**Exercise**
Find every line containing the word "International" in the records below; report only how many there are.

* START Task inputs *

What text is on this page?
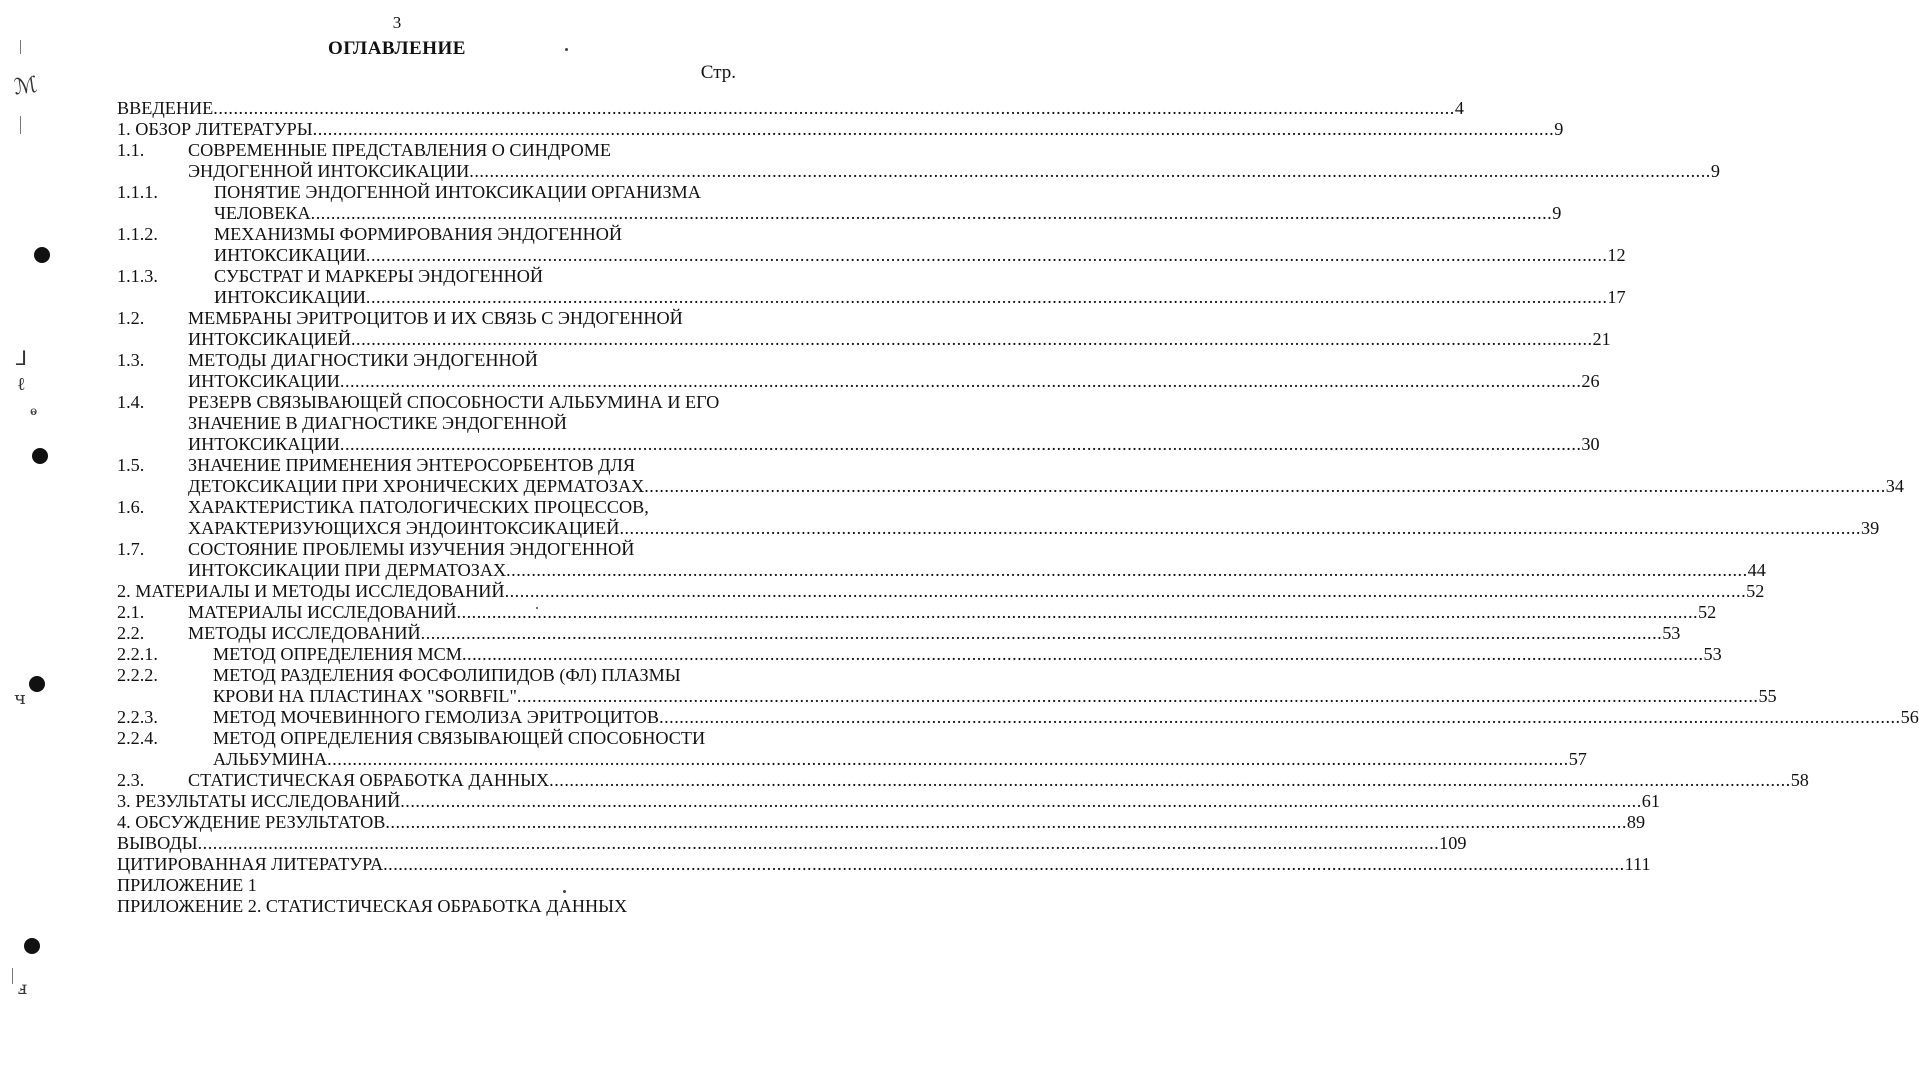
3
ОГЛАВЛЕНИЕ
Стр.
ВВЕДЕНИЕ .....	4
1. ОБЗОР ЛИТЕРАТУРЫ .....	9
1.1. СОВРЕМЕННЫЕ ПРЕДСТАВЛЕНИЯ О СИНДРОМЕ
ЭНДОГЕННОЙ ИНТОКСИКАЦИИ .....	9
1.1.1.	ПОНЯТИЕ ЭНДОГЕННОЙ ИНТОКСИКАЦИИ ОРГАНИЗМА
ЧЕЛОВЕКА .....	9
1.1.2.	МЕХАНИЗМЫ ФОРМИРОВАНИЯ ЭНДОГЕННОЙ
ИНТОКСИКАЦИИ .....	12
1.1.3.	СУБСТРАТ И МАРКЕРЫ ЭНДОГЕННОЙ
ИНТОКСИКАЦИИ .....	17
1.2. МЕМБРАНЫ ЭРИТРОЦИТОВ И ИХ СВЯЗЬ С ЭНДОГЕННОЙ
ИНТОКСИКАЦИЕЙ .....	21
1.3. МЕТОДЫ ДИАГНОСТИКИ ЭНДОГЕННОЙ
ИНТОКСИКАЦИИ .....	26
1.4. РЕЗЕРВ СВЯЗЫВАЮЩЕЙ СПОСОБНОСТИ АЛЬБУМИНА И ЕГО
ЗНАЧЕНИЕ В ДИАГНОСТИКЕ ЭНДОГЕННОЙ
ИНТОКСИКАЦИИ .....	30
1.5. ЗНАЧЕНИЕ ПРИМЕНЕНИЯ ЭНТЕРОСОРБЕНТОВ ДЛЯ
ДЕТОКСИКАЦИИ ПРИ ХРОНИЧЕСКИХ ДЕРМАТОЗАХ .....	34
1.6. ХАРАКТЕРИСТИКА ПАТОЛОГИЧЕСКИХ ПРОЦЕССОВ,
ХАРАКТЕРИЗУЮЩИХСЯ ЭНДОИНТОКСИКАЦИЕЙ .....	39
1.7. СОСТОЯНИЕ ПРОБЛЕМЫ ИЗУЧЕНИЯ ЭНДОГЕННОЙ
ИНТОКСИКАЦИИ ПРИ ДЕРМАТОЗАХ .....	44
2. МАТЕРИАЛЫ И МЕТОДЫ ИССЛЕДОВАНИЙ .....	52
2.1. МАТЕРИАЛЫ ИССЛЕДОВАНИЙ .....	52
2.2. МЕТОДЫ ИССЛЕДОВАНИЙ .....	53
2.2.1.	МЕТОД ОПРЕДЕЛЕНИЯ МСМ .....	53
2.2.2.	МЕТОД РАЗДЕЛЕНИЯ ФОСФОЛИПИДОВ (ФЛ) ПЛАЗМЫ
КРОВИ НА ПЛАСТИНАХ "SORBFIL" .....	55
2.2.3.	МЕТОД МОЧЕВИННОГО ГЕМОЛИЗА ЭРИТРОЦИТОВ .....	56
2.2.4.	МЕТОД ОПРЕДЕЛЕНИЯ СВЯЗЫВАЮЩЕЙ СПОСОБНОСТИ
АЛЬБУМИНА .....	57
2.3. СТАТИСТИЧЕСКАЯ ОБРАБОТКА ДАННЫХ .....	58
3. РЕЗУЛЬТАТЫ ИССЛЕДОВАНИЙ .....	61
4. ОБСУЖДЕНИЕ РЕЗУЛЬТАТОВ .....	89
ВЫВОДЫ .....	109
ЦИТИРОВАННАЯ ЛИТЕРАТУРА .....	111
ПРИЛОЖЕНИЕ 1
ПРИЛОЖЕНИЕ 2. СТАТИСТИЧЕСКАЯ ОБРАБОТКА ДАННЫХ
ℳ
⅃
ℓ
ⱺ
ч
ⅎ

* END Task inputs *
* START Task inputs *

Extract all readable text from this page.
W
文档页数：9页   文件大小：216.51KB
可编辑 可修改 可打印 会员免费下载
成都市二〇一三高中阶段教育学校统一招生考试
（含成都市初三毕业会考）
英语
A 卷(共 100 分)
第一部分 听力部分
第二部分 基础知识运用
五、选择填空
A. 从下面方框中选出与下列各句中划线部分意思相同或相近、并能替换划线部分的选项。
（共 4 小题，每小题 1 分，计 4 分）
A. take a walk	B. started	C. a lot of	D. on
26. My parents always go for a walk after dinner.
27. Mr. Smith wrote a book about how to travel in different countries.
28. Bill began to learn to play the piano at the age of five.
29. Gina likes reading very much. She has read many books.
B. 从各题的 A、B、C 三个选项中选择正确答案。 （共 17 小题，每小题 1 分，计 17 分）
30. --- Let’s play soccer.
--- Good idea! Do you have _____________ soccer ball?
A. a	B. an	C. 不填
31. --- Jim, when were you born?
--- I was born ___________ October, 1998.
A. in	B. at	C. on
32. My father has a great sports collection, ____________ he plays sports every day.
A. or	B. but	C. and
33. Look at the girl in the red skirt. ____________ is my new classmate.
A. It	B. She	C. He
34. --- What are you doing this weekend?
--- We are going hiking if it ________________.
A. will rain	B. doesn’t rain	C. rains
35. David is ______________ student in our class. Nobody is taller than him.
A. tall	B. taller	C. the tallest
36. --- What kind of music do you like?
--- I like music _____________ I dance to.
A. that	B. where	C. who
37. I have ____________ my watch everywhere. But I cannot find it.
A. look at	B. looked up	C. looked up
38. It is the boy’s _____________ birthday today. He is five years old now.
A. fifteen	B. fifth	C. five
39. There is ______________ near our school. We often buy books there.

* END Task inputs *
* START Task inputs *

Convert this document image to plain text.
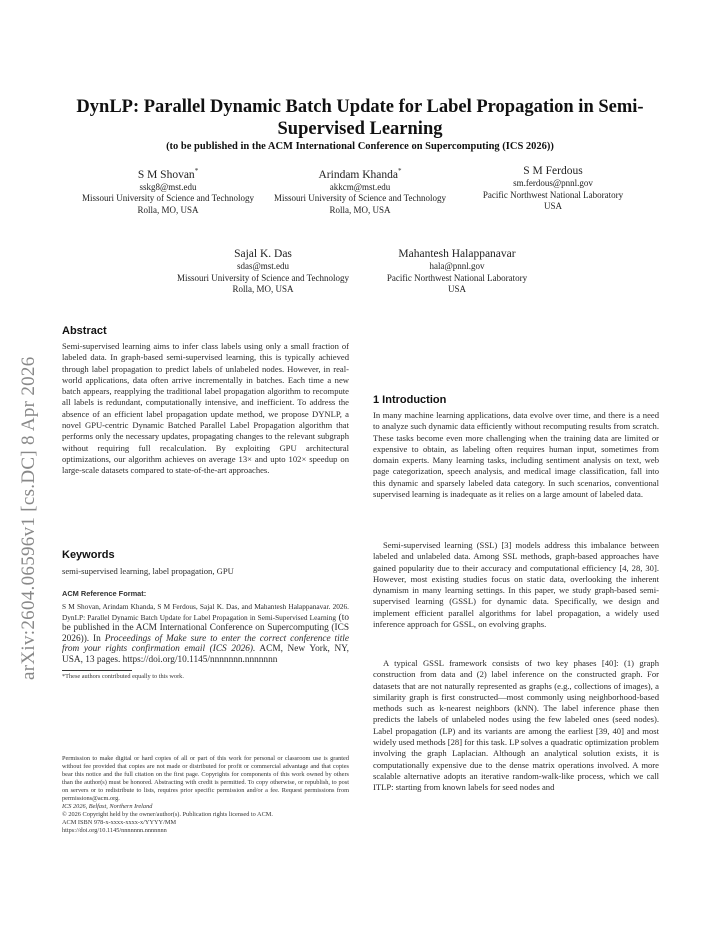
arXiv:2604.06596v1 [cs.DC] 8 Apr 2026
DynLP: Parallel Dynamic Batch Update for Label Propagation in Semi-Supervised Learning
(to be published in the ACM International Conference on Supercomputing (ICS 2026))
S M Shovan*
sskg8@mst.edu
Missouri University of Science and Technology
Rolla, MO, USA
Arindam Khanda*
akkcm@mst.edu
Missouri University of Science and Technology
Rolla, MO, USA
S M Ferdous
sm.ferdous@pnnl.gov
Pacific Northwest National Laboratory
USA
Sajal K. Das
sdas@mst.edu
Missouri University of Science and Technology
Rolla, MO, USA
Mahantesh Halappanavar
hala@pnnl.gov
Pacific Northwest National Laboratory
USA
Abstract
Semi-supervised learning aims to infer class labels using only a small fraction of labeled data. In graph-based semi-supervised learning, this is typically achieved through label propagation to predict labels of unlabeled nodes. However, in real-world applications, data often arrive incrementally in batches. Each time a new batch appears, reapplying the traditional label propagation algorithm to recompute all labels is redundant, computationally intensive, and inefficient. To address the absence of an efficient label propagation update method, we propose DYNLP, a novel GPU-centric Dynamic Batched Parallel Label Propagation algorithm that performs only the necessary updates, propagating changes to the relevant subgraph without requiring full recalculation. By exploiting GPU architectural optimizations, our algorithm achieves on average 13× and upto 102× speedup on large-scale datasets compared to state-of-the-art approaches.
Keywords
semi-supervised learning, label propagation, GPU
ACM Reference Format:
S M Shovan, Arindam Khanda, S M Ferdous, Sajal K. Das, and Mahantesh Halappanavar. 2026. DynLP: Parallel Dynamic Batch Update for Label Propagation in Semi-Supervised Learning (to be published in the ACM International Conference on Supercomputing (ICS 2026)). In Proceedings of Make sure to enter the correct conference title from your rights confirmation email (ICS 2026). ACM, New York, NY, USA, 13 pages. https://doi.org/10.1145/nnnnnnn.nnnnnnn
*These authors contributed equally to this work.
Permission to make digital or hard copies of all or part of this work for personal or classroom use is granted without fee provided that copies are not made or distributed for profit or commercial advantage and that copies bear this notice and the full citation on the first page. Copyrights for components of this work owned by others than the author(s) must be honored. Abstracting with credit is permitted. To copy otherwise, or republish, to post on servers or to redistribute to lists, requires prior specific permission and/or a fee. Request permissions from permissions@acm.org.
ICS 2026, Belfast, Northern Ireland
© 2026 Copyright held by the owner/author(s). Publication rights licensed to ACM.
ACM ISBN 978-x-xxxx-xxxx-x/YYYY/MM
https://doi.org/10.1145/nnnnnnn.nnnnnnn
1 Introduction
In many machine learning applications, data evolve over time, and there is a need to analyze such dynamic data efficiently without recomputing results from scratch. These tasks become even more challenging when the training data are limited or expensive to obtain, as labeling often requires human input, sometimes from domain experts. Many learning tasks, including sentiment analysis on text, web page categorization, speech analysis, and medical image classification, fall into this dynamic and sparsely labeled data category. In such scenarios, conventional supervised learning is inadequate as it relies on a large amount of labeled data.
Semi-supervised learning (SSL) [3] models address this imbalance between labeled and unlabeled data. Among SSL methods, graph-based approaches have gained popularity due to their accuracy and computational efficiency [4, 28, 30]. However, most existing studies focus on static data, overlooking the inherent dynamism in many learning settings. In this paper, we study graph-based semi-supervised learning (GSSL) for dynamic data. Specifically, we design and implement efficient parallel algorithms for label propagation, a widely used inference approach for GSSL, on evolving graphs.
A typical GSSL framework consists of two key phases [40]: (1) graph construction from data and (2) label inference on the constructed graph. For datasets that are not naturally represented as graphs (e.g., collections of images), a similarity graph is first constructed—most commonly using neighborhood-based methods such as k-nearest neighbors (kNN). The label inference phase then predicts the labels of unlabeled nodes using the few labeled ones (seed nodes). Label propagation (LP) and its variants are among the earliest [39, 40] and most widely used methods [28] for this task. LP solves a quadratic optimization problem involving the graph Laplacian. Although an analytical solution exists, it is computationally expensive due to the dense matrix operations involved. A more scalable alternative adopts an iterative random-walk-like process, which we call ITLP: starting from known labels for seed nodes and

* END Task inputs *

**Exercise response**
2